## [GOAL OF THE EXERCISE]
Please change "heart-icon" to "like-icon" in the stretch from the start of the records through the line containing "comment-line: على ألي", and give those lines again with nothing else altered.

## [RECORDS PROVIDED]
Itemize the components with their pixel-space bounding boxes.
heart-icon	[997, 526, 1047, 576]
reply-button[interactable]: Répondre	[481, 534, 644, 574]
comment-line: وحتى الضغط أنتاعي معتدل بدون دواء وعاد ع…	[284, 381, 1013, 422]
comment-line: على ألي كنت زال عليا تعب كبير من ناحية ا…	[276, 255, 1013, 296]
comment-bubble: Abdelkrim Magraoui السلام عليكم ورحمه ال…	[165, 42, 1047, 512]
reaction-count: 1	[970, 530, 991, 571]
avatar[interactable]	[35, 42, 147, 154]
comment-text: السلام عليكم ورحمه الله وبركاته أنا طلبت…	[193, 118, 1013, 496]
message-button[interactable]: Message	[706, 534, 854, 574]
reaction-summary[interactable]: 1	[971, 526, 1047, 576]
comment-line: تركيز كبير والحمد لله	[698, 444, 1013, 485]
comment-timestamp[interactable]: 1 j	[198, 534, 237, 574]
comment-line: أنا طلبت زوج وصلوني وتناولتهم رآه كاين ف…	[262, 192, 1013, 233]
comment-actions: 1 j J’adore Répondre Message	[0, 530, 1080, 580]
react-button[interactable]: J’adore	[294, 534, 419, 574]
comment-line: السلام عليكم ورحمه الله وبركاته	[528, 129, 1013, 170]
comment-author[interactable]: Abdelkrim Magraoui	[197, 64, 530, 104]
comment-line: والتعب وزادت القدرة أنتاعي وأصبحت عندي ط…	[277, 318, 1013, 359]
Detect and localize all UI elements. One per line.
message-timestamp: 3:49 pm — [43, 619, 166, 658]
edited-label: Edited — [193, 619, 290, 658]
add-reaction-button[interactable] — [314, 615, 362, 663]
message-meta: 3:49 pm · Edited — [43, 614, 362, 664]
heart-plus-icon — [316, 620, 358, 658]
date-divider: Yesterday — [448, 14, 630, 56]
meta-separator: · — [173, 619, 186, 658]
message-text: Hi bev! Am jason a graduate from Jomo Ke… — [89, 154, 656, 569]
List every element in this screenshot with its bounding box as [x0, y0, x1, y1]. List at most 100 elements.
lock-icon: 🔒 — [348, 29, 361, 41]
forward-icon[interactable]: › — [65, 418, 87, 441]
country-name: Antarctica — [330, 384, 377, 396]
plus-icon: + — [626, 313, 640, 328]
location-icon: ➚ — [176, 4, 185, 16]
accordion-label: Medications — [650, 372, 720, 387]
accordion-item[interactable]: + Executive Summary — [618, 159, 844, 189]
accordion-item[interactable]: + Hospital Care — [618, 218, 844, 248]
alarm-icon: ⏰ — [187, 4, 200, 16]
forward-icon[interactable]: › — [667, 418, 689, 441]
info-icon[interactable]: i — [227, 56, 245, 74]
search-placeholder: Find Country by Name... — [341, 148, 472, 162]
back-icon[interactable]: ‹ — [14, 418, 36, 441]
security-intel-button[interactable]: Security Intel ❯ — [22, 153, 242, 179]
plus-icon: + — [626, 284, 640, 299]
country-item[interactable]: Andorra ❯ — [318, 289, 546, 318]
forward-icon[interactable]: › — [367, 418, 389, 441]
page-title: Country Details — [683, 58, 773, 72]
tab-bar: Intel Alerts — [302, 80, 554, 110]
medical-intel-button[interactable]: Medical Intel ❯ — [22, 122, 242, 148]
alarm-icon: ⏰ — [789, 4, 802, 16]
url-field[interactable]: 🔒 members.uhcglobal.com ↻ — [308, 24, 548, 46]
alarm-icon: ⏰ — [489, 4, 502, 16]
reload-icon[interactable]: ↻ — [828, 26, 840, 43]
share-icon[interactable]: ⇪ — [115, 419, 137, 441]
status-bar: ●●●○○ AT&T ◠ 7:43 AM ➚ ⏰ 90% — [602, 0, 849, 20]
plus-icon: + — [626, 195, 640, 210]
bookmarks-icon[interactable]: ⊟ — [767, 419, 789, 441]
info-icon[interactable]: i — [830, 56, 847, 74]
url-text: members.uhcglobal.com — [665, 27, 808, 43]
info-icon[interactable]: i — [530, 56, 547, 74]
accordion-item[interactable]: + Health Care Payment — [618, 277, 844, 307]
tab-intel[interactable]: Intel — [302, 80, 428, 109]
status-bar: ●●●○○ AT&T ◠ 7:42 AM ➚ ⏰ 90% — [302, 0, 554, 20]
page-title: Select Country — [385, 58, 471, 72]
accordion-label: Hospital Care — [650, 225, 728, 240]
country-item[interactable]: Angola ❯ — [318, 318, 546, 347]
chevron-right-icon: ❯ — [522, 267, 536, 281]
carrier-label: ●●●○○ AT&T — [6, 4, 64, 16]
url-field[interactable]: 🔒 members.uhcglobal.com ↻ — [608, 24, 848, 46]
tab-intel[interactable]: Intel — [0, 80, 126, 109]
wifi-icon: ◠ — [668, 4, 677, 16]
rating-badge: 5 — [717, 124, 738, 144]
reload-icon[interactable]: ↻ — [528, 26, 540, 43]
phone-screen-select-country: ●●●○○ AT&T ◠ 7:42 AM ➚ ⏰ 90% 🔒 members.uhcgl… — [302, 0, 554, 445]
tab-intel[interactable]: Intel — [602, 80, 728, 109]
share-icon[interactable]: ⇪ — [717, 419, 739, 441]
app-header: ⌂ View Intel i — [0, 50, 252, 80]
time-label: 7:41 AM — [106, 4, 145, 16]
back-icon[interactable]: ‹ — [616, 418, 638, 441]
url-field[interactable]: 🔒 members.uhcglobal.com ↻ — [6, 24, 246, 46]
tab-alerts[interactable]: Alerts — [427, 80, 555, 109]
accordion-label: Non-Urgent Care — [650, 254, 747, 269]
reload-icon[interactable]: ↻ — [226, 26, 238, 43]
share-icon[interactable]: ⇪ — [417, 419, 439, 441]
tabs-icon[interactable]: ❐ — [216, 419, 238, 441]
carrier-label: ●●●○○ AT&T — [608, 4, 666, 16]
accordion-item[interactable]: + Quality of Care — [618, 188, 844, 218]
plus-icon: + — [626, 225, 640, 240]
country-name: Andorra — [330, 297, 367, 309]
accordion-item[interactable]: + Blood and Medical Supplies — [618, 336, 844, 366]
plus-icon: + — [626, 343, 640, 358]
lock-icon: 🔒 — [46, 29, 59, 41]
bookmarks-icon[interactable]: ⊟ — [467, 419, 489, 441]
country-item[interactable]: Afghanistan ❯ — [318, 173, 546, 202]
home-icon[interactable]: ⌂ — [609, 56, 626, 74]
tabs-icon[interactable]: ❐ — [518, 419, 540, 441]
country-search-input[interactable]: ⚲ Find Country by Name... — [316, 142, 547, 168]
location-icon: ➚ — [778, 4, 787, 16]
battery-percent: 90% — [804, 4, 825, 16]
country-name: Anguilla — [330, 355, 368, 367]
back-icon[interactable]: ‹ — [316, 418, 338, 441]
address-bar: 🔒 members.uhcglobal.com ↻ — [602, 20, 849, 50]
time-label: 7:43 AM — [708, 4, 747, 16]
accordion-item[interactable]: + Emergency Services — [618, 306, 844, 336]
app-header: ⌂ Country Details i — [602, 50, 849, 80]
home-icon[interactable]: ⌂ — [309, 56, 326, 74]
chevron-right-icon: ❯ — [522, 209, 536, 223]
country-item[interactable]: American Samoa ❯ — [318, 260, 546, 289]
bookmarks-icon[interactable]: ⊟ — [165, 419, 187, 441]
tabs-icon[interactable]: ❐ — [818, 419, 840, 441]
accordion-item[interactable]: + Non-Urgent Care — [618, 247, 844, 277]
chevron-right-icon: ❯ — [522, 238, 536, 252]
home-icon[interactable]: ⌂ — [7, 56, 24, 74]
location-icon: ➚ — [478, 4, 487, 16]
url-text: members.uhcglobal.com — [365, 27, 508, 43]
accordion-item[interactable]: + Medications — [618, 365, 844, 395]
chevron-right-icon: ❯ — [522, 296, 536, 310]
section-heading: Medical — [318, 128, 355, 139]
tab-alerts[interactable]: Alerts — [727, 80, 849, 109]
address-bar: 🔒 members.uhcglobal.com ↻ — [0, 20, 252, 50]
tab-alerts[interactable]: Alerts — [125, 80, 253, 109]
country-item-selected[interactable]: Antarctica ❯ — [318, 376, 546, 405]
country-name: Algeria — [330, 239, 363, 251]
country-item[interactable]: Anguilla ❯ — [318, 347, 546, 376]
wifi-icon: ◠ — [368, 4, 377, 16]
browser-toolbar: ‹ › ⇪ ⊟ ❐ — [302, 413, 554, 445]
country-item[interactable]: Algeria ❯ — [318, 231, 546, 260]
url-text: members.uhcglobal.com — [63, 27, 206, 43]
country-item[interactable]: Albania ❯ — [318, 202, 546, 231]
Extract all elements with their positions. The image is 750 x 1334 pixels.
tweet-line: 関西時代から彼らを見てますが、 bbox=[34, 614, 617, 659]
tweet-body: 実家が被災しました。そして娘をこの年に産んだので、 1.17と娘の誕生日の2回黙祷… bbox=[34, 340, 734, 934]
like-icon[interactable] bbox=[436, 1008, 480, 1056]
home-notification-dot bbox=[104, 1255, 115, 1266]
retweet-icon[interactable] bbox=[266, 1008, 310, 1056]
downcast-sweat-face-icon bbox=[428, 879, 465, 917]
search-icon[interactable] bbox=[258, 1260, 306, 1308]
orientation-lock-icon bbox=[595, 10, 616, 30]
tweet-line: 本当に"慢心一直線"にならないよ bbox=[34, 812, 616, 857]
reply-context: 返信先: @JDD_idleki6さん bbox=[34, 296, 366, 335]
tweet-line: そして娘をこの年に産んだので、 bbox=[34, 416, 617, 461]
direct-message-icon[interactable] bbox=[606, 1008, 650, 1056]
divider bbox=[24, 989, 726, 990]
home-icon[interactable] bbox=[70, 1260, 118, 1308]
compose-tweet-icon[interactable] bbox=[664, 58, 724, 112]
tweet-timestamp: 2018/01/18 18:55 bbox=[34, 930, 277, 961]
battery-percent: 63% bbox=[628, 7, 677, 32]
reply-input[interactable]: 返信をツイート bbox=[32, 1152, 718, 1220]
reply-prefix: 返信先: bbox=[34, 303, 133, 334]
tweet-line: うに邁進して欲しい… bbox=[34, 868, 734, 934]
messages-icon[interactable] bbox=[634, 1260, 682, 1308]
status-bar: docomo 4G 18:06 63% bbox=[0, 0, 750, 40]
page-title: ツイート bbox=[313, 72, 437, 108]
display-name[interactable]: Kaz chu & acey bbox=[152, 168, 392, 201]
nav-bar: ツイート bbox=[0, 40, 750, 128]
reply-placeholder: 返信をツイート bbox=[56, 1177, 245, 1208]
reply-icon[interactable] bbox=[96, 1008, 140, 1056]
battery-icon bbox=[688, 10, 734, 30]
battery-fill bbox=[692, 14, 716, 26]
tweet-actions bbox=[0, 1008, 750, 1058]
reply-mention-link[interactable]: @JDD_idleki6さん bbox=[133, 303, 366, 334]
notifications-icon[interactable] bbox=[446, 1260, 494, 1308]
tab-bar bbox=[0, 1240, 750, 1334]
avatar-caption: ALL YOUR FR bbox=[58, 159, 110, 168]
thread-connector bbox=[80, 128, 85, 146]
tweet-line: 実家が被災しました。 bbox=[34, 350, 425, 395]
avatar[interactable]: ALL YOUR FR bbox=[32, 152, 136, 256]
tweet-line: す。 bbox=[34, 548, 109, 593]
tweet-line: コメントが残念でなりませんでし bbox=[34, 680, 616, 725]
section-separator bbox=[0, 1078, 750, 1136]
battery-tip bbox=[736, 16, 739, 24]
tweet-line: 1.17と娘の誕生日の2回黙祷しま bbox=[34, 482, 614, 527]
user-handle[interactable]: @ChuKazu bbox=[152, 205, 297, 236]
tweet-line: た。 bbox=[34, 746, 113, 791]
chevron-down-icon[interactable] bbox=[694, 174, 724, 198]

## [WRITTEN RESPONSE]
Itemize the components with their pixel-space bounding boxes.
like-icon	[997, 526, 1047, 576]
reply-button[interactable]: Répondre	[481, 534, 644, 574]
comment-line: وحتى الضغط أنتاعي معتدل بدون دواء وعاد ع…	[284, 381, 1013, 422]
comment-line: على ألي كنت زال عليا تعب كبير من ناحية ا…	[276, 255, 1013, 296]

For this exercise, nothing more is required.